● **Directions for this task**
Pick out each line of the records that includes the string "your", and copy it.

──────

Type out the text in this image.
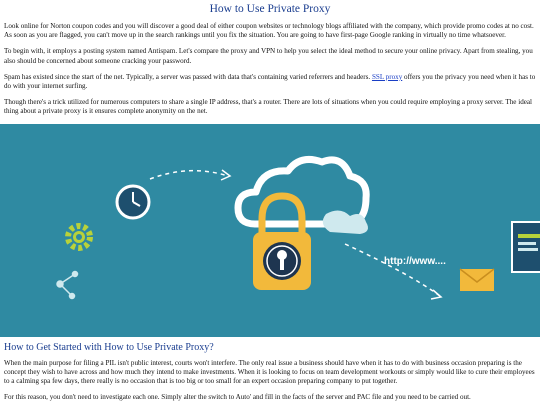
How to Use Private Proxy

Look online for Norton coupon codes and you will discover a good deal of either coupon websites or technology blogs affiliated with the company, which provide promo codes at no cost. As soon as you are flagged, you can't move up in the search rankings until you fix the situation. You are going to have first-page Google ranking in virtually no time whatsoever.

To begin with, it employs a posting system named Antispam. Let's compare the proxy and VPN to help you select the ideal method to secure your online privacy. Apart from stealing, you also should be concerned about someone cracking your password.

Spam has existed since the start of the net. Typically, a server was passed with data that's containing varied referrers and headers. SSL proxy offers you the privacy you need when it has to do with your internet surfing.

Though there's a trick utilized for numerous computers to share a single IP address, that's a router. There are lots of situations when you could require employing a proxy server. The ideal thing about a private proxy is it ensures complete anonymity on the net.

http://www....
How to Get Started with How to Use Private Proxy?

When the main purpose for filing a PIL isn't public interest, courts won't interfere. The only real issue a business should have when it has to do with business occasion preparing is the concept they wish to have across and how much they intend to make investments. When it is looking to focus on team development workouts or simply would like to cure their employees to a calming spa few days, there really is no occasion that is too big or too small for an expert occasion preparing company to put together.

For this reason, you don't need to investigate each one. Simply alter the switch to Auto' and fill in the facts of the server and PAC file and you need to be carried out.
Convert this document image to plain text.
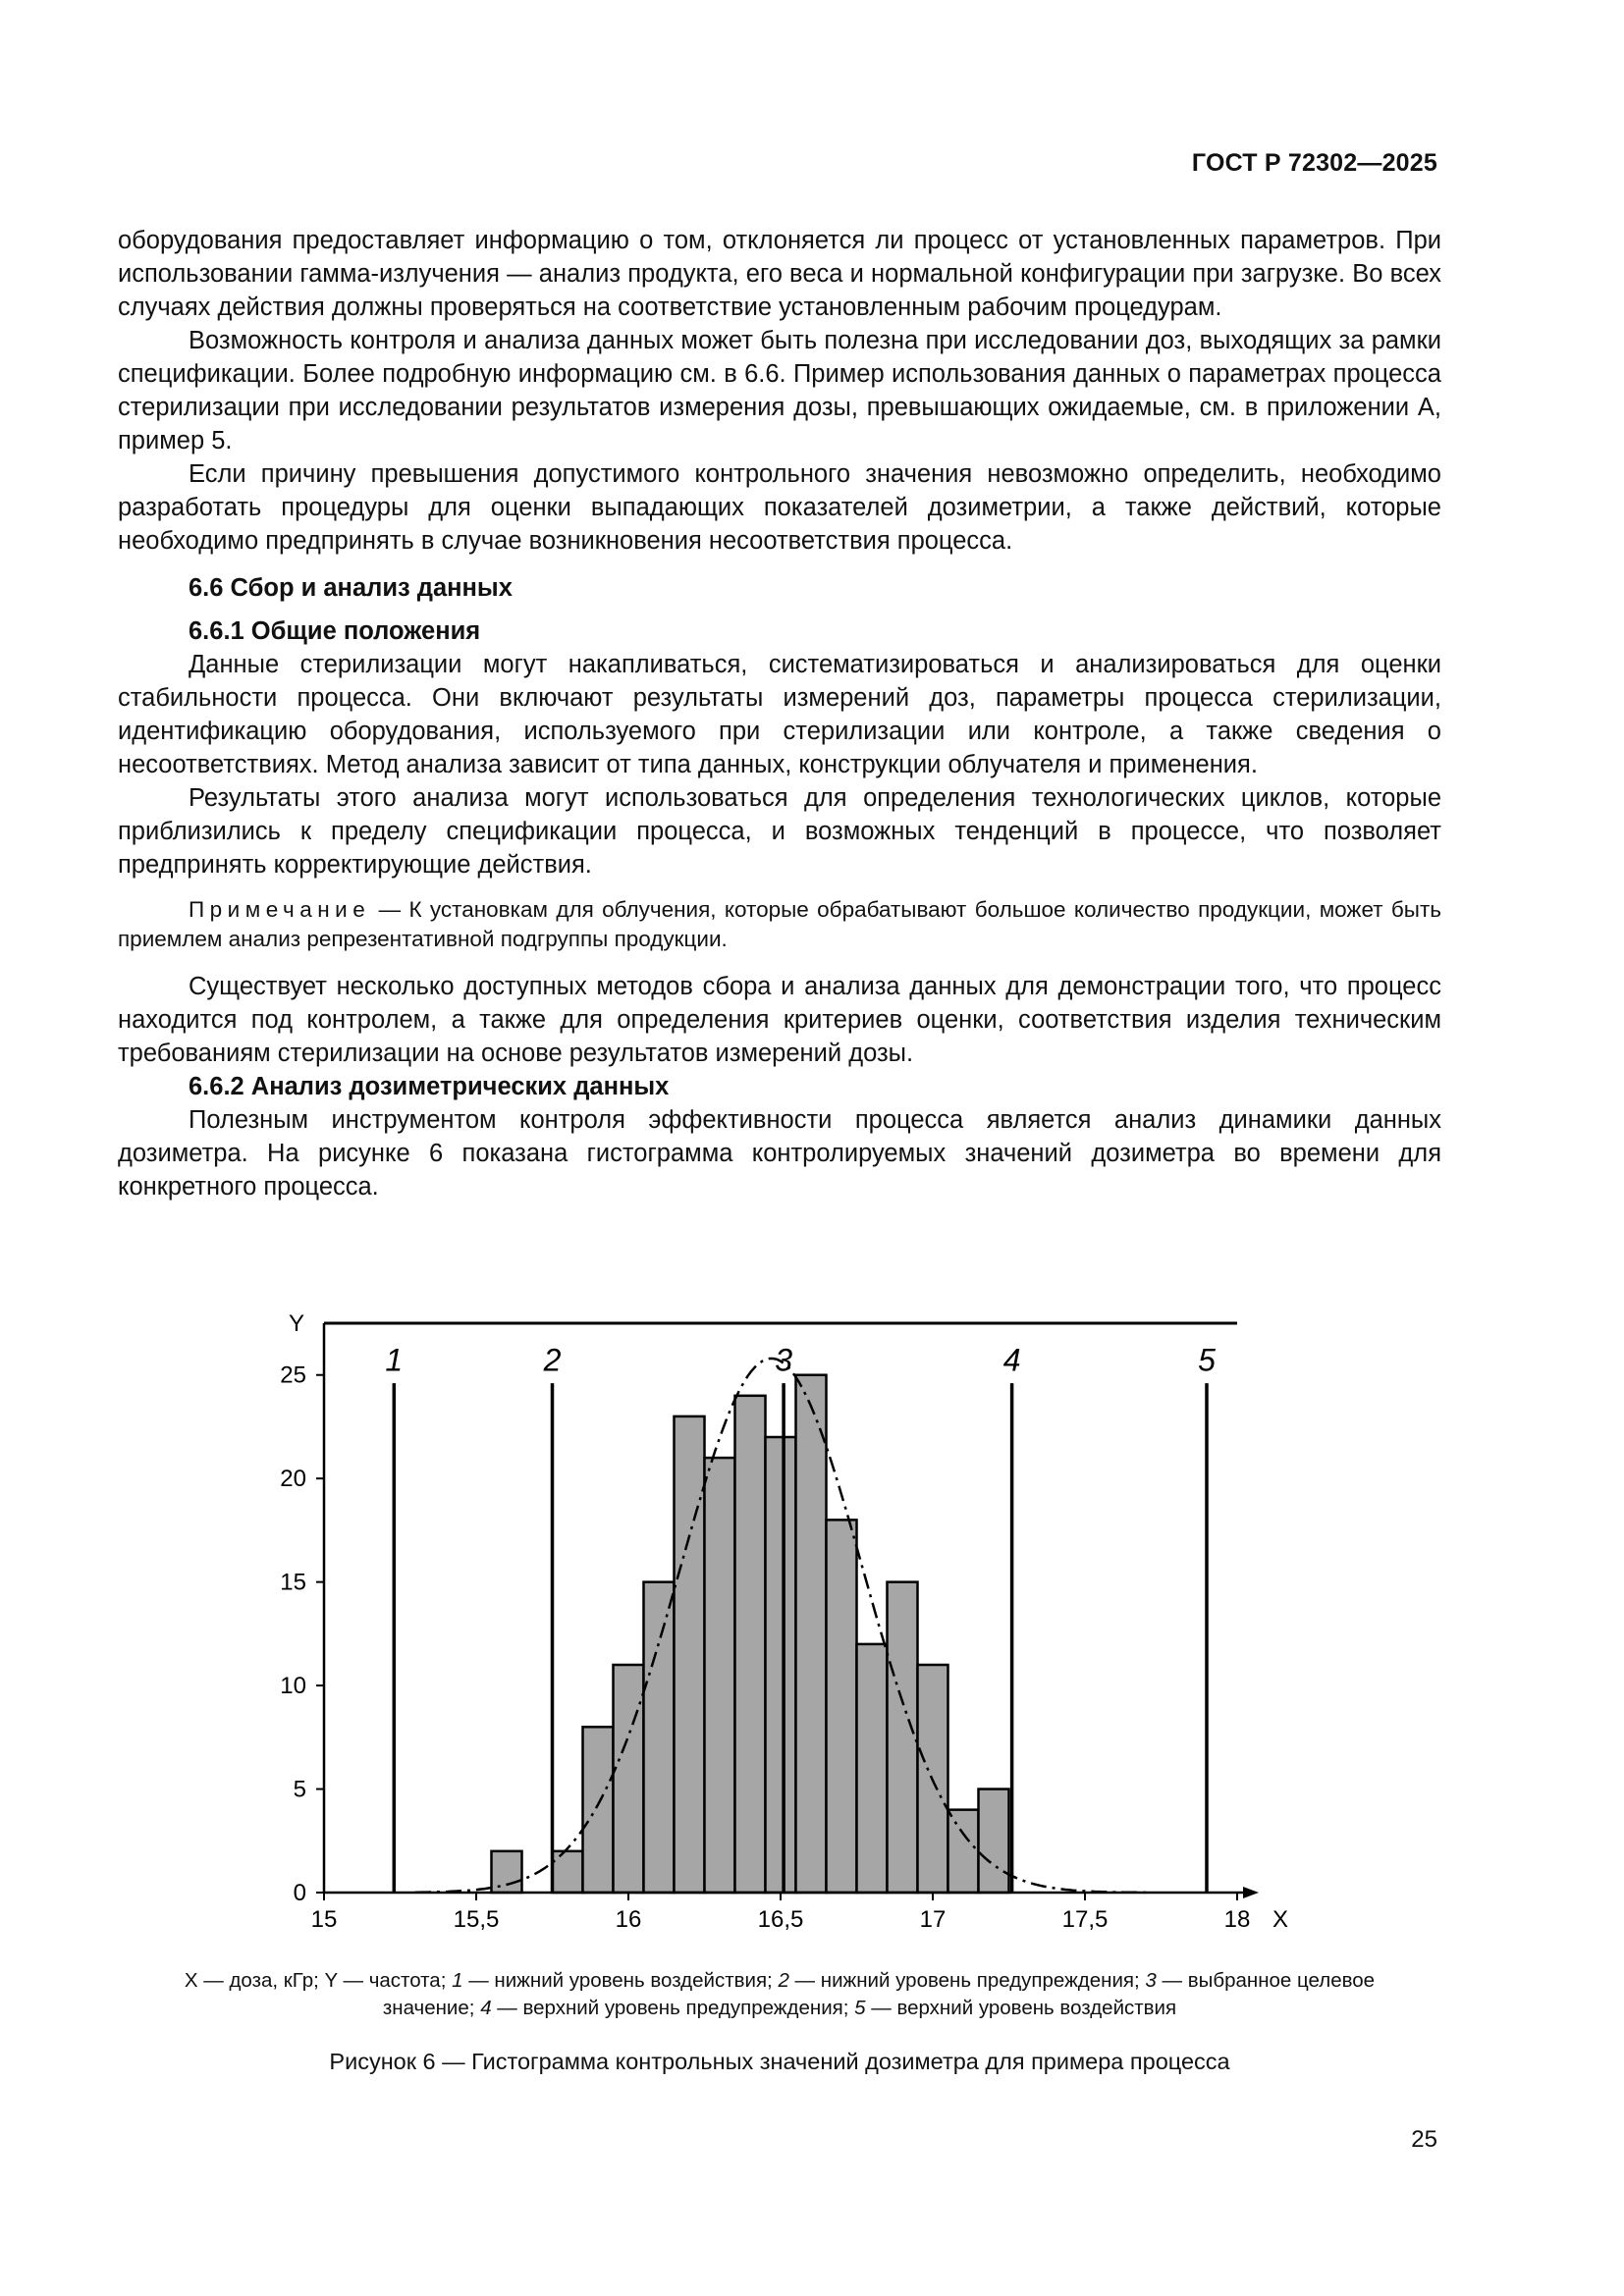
ГОСТ Р 72302—2025

оборудования предоставляет информацию о том, отклоняется ли процесс от установленных параметров. При использовании гамма-излучения — анализ продукта, его веса и нормальной конфигурации при загрузке. Во всех случаях действия должны проверяться на соответствие установленным рабочим процедурам.

Возможность контроля и анализа данных может быть полезна при исследовании доз, выходящих за рамки спецификации. Более подробную информацию см. в 6.6. Пример использования данных о параметрах процесса стерилизации при исследовании результатов измерения дозы, превышающих ожидаемые, см. в приложении А, пример 5.

Если причину превышения допустимого контрольного значения невозможно определить, необходимо разработать процедуры для оценки выпадающих показателей дозиметрии, а также действий, которые необходимо предпринять в случае возникновения несоответствия процесса.

6.6 Сбор и анализ данных

6.6.1 Общие положения

Данные стерилизации могут накапливаться, систематизироваться и анализироваться для оценки стабильности процесса. Они включают результаты измерений доз, параметры процесса стерилизации, идентификацию оборудования, используемого при стерилизации или контроле, а также сведения о несоответствиях. Метод анализа зависит от типа данных, конструкции облучателя и применения.

Результаты этого анализа могут использоваться для определения технологических циклов, которые приблизились к пределу спецификации процесса, и возможных тенденций в процессе, что позволяет предпринять корректирующие действия.

Примечание — К установкам для облучения, которые обрабатывают большое количество продукции, может быть приемлем анализ репрезентативной подгруппы продукции.

Существует несколько доступных методов сбора и анализа данных для демонстрации того, что процесс находится под контролем, а также для определения критериев оценки, соответствия изделия техническим требованиям стерилизации на основе результатов измерений дозы.

6.6.2 Анализ дозиметрических данных

Полезным инструментом контроля эффективности процесса является анализ динамики данных дозиметра. На рисунке 6 показана гистограмма контролируемых значений дозиметра во времени для конкретного процесса.

1	2	3	4	5
15	15,5	16	16,5	17	17,5	18
0
5
10
15
20
25
X
Y
X — доза, кГр; Y — частота; 1 — нижний уровень воздействия; 2 — нижний уровень предупреждения; 3 — выбранное целевое
значение; 4 — верхний уровень предупреждения; 5 — верхний уровень воздействия
Рисунок 6 — Гистограмма контрольных значений дозиметра для примера процесса
25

──────

● **Finished task**
To begin with, it employs a posting system named Antispam. Let's compare the proxy and VPN to help you select the ideal method to secure your online privacy. Apart from stealing, you also should be concerned about someone cracking your password.
Spam has existed since the start of the net. Typically, a server was passed with data that's containing varied referrers and headers. SSL proxy offers you the privacy you need when it has to do with your internet surfing.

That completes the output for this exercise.